• _What you will do_: Omit all pictures. Copy the rest of the material exactly.

[Data items]
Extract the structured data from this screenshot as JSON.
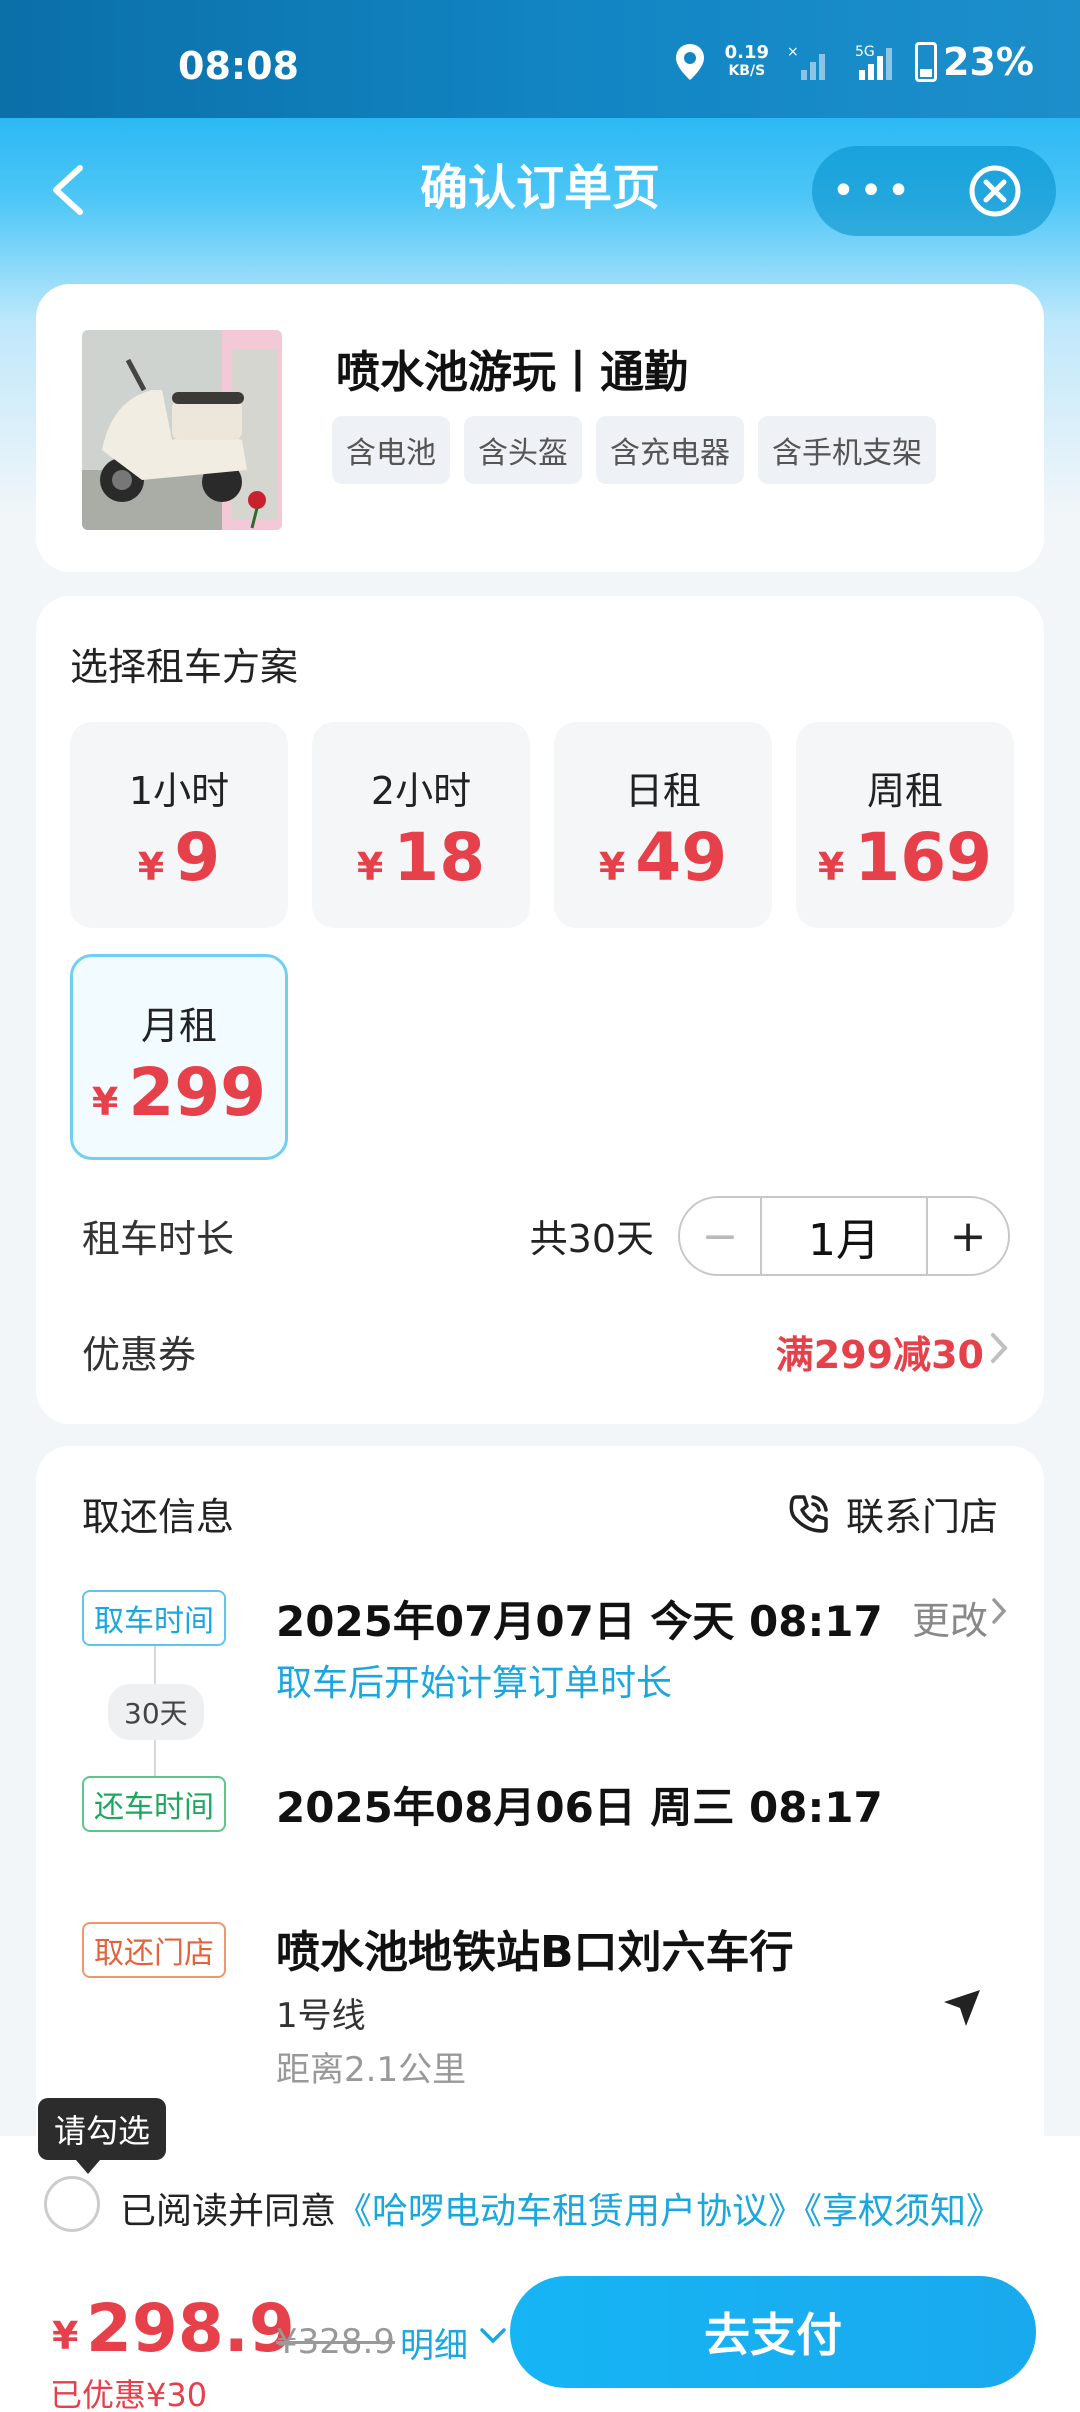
{
  "status_bar": {
    "time": "08:08",
    "net_speed": "0.19",
    "net_unit": "KB/S",
    "network": "5G",
    "battery": "23%"
  },
  "nav": {
    "title": "确认订单页",
    "more": "•••"
  },
  "product": {
    "name": "喷水池游玩丨通勤",
    "tags": [
      "含电池",
      "含头盔",
      "含充电器",
      "含手机支架"
    ]
  },
  "plans": {
    "title": "选择租车方案",
    "currency": "¥",
    "options": [
      {
        "label": "1小时",
        "price": "9"
      },
      {
        "label": "2小时",
        "price": "18"
      },
      {
        "label": "日租",
        "price": "49"
      },
      {
        "label": "周租",
        "price": "169"
      },
      {
        "label": "月租",
        "price": "299"
      }
    ],
    "selected_index": 4
  },
  "duration": {
    "label": "租车时长",
    "total": "共30天",
    "minus": "−",
    "value": "1月",
    "plus": "+"
  },
  "coupon": {
    "label": "优惠券",
    "value": "满299减30"
  },
  "pickup": {
    "title": "取还信息",
    "contact": "联系门店",
    "pick_badge": "取车时间",
    "pick_time": "2025年07月07日 今天 08:17",
    "change": "更改",
    "hint": "取车后开始计算订单时长",
    "days": "30天",
    "return_badge": "还车时间",
    "return_time": "2025年08月06日 周三 08:17",
    "store_badge": "取还门店",
    "store_name": "喷水池地铁站B口刘六车行",
    "store_line": "1号线",
    "store_distance": "距离2.1公里"
  },
  "agreement": {
    "tooltip": "请勾选",
    "text": "已阅读并同意",
    "link1": "《哈啰电动车租赁用户协议》",
    "link2": "《享权须知》"
  },
  "footer": {
    "currency": "¥",
    "price": "298.9",
    "original": "¥328.9",
    "detail": "明细",
    "saved": "已优惠¥30",
    "pay": "去支付"
  },
  "colors": {
    "accent": "#1aa7de",
    "price": "#e6414a"
  }
}
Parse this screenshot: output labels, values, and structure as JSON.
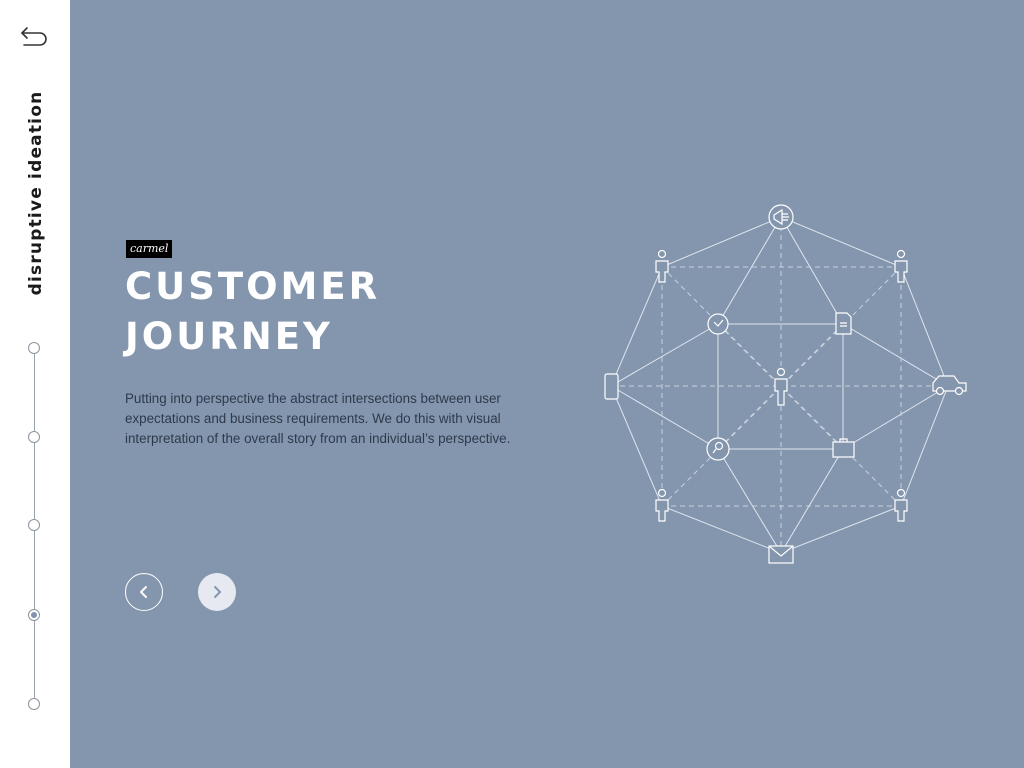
{
  "sidebar": {
    "title": "disruptive ideation",
    "timeline": {
      "count": 5,
      "active_index": 3
    }
  },
  "hero": {
    "brand": "carmel",
    "title_line1": "CUSTOMER",
    "title_line2": "JOURNEY",
    "description": "Putting into perspective the abstract intersections between user expectations and business requirements. We do this with visual interpretation of the overall story from an individual’s perspective."
  },
  "colors": {
    "main_background": "#8496ae",
    "sidebar_background": "#ffffff",
    "title": "#ffffff",
    "description": "#2e3a4b",
    "next_button": "#e6eaf0"
  },
  "icons": {
    "back": "back-arrow-icon",
    "prev": "chevron-left-icon",
    "next": "chevron-right-icon",
    "diagram_nodes": [
      "megaphone-icon",
      "person-icon",
      "person-icon",
      "clock-icon",
      "document-icon",
      "phone-icon",
      "person-icon",
      "car-icon",
      "search-icon",
      "briefcase-icon",
      "person-icon",
      "person-icon",
      "envelope-icon"
    ]
  }
}
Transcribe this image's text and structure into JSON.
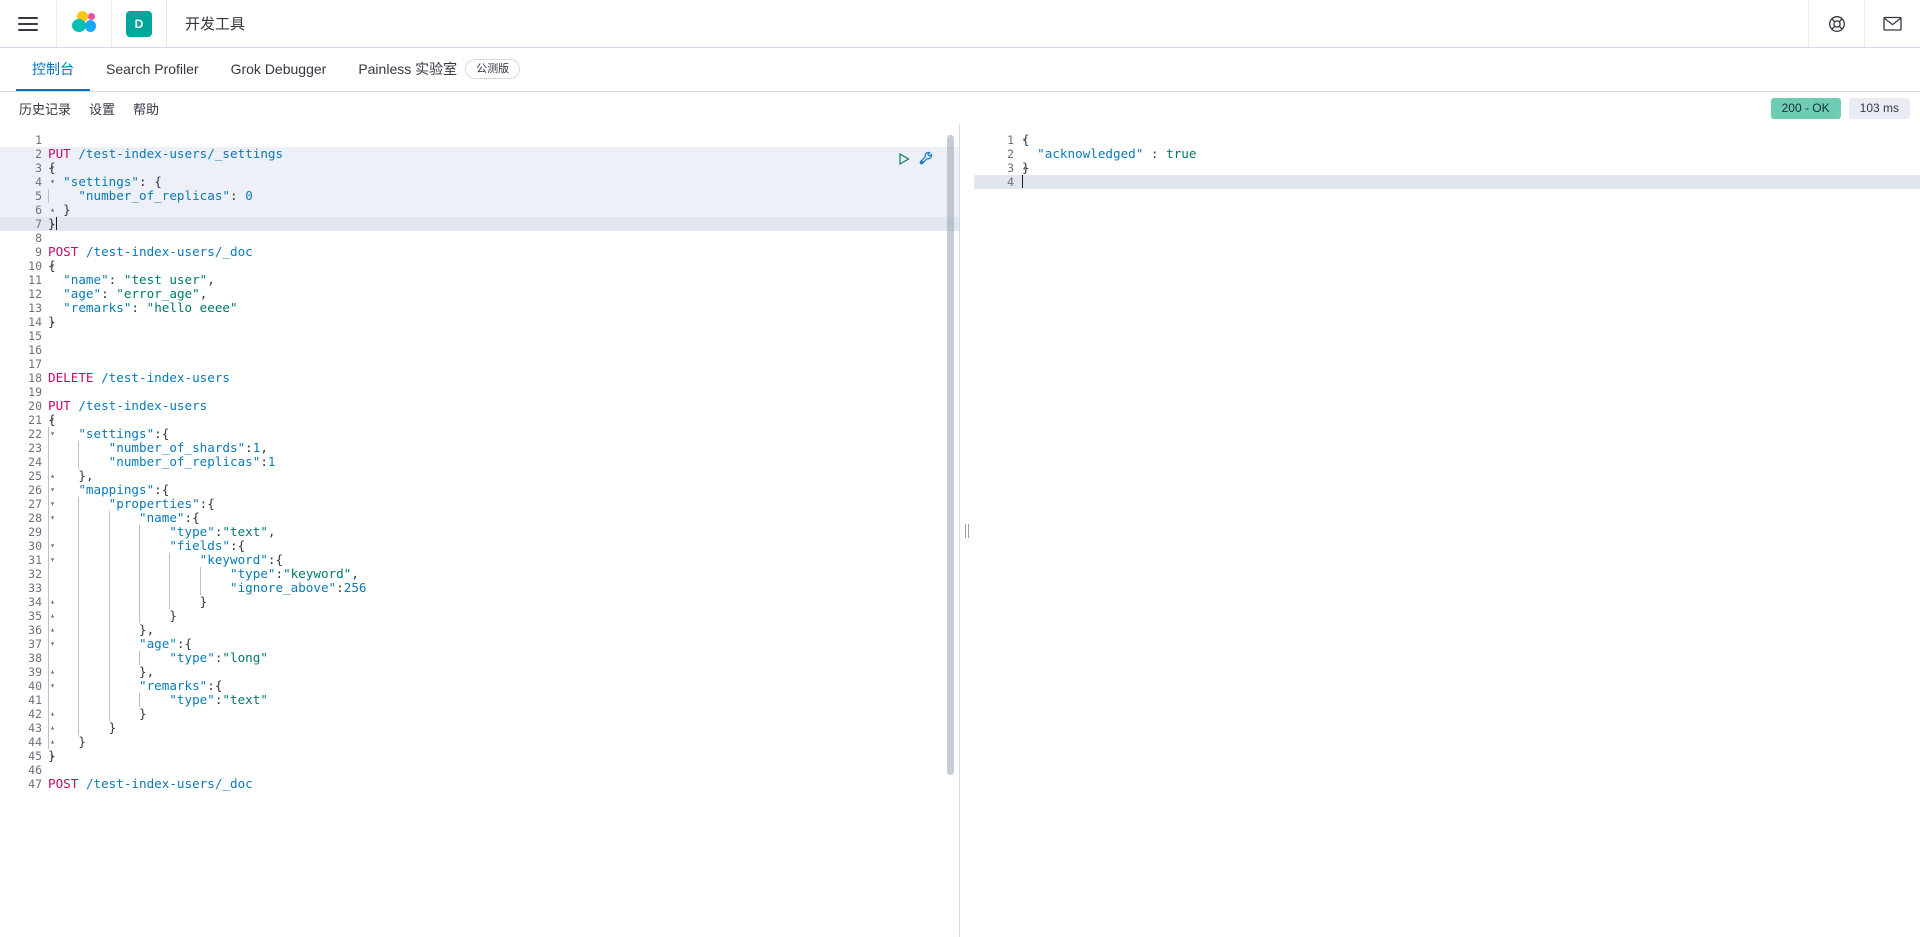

• _Task result_:
Extract the structured data from this screenshot as JSON.
{
  "status_bar": {
    "time": "08:08",
    "net_speed": "0.19",
    "net_unit": "KB/S",
    "network": "5G",
    "battery": "23%"
  },
  "nav": {
    "title": "确认订单页",
    "more": "•••"
  },
  "product": {
    "name": "喷水池游玩丨通勤",
    "tags": [
      "含电池",
      "含头盔",
      "含充电器",
      "含手机支架"
    ]
  },
  "plans": {
    "title": "选择租车方案",
    "currency": "¥",
    "options": [
      {
        "label": "1小时",
        "price": "9"
      },
      {
        "label": "2小时",
        "price": "18"
      },
      {
        "label": "日租",
        "price": "49"
      },
      {
        "label": "周租",
        "price": "169"
      },
      {
        "label": "月租",
        "price": "299"
      }
    ],
    "selected_index": 4
  },
  "duration": {
    "label": "租车时长",
    "total": "共30天",
    "minus": "−",
    "value": "1月",
    "plus": "+"
  },
  "coupon": {
    "label": "优惠券",
    "value": "满299减30"
  },
  "pickup": {
    "title": "取还信息",
    "contact": "联系门店",
    "pick_badge": "取车时间",
    "pick_time": "2025年07月07日 今天 08:17",
    "change": "更改",
    "hint": "取车后开始计算订单时长",
    "days": "30天",
    "return_badge": "还车时间",
    "return_time": "2025年08月06日 周三 08:17",
    "store_badge": "取还门店",
    "store_name": "喷水池地铁站B口刘六车行",
    "store_line": "1号线",
    "store_distance": "距离2.1公里"
  },
  "agreement": {
    "tooltip": "请勾选",
    "text": "已阅读并同意",
    "link1": "《哈啰电动车租赁用户协议》",
    "link2": "《享权须知》"
  },
  "footer": {
    "currency": "¥",
    "price": "298.9",
    "original": "¥328.9",
    "detail": "明细",
    "saved": "已优惠¥30",
    "pay": "去支付"
  },
  "colors": {
    "accent": "#1aa7de",
    "price": "#e6414a"
  }
}
Parse this screenshot: output labels, values, and structure as JSON.
{
  "sidebar": {
    "title": "disruptive ideation",
    "timeline": {
      "count": 5,
      "active_index": 3
    }
  },
  "hero": {
    "brand": "carmel",
    "title_line1": "CUSTOMER",
    "title_line2": "JOURNEY",
    "description": "Putting into perspective the abstract intersections between user expectations and business requirements. We do this with visual interpretation of the overall story from an individual’s perspective."
  },
  "colors": {
    "main_background": "#8496ae",
    "sidebar_background": "#ffffff",
    "title": "#ffffff",
    "description": "#2e3a4b",
    "next_button": "#e6eaf0"
  },
  "icons": {
    "back": "back-arrow-icon",
    "prev": "chevron-left-icon",
    "next": "chevron-right-icon",
    "diagram_nodes": [
      "megaphone-icon",
      "person-icon",
      "person-icon",
      "clock-icon",
      "document-icon",
      "phone-icon",
      "person-icon",
      "car-icon",
      "search-icon",
      "briefcase-icon",
      "person-icon",
      "person-icon",
      "envelope-icon"
    ]
  }
}
Transcribe this image's text and structure into JSON.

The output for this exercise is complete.